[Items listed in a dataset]
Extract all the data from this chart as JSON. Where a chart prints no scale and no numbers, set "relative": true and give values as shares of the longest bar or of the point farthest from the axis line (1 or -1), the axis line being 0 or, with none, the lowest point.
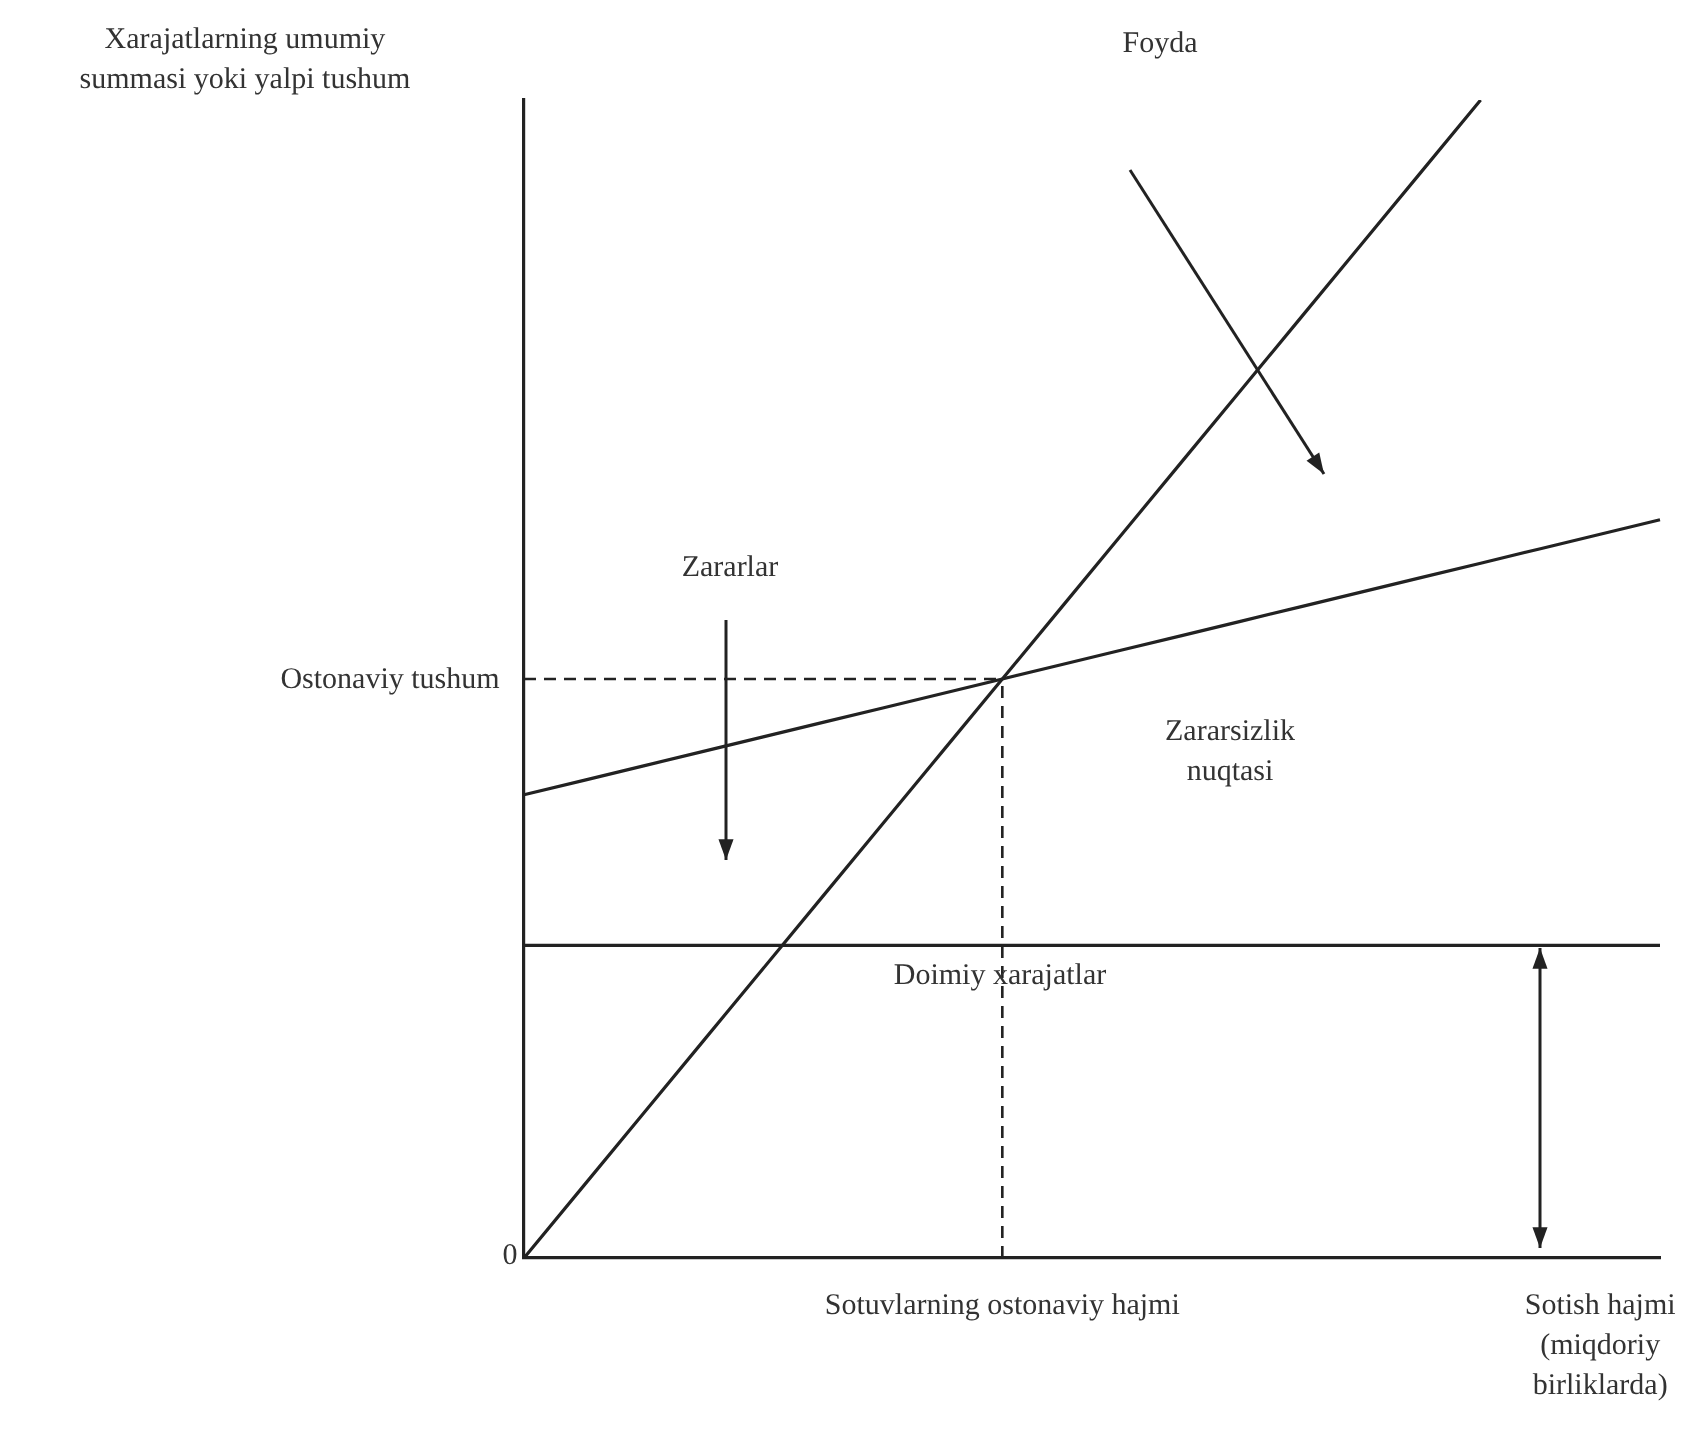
{
  "chart_data": {
    "type": "line",
    "relative": true,
    "ylabel": "Xarajatlarning umumiy summasi yoki yalpi tushum",
    "categories": [
      null,
      null,
      null,
      null,
      null,
      null,
      null,
      null,
      "Sotuvlarning ostonaviy hajmi",
      null,
      null,
      null,
      null,
      null,
      null,
      null,
      null,
      null,
      "Sotish hajmi (miqdoriy birliklarda)",
      null
    ],
    "series": [
      {
        "color": "#222222",
        "values": [
          0,
          0.0625,
          0.125,
          0.1875,
          0.25,
          0.3125,
          0.375,
          0.4375,
          0.5,
          0.5625,
          0.625,
          0.6875,
          0.75,
          0.8125,
          0.875,
          0.9375,
          1,
          null,
          null,
          null
        ]
      },
      {
        "color": "#222222",
        "values": [
          0.4,
          0.4125,
          0.425,
          0.4375,
          0.45,
          0.4625,
          0.475,
          0.4875,
          0.5,
          0.5125,
          0.525,
          0.5375,
          0.55,
          0.5625,
          0.575,
          0.5875,
          0.6,
          0.6125,
          0.625,
          0.6375
        ]
      },
      {
        "color": "#222222",
        "values": [
          0.27,
          0.27,
          0.27,
          0.27,
          0.27,
          0.27,
          0.27,
          0.27,
          0.27,
          0.27,
          0.27,
          0.27,
          0.27,
          0.27,
          0.27,
          0.27,
          0.27,
          0.27,
          0.27,
          0.27
        ]
      }
    ],
    "ref_lines": [
      {
        "axis": "x",
        "value": "Sotuvlarning ostonaviy hajmi",
        "line_style": "dashed",
        "color": "#222222"
      },
      {
        "axis": "y",
        "value": 0.5,
        "line_style": "dashed",
        "color": "#222222"
      }
    ],
    "annotations": [
      "Foyda",
      "Zararlar",
      "Ostonaviy tushum",
      "Zararsizlik nuqtasi",
      "Doimiy xarajatlar",
      "0"
    ],
    "legend": false,
    "grid": false,
    "marker": "none",
    "line_style": "solid"
  }
}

# Exercise:
Tally up the lines with the word "Sotuvlarning" in them, and answer with that number by itself.

# Result:
2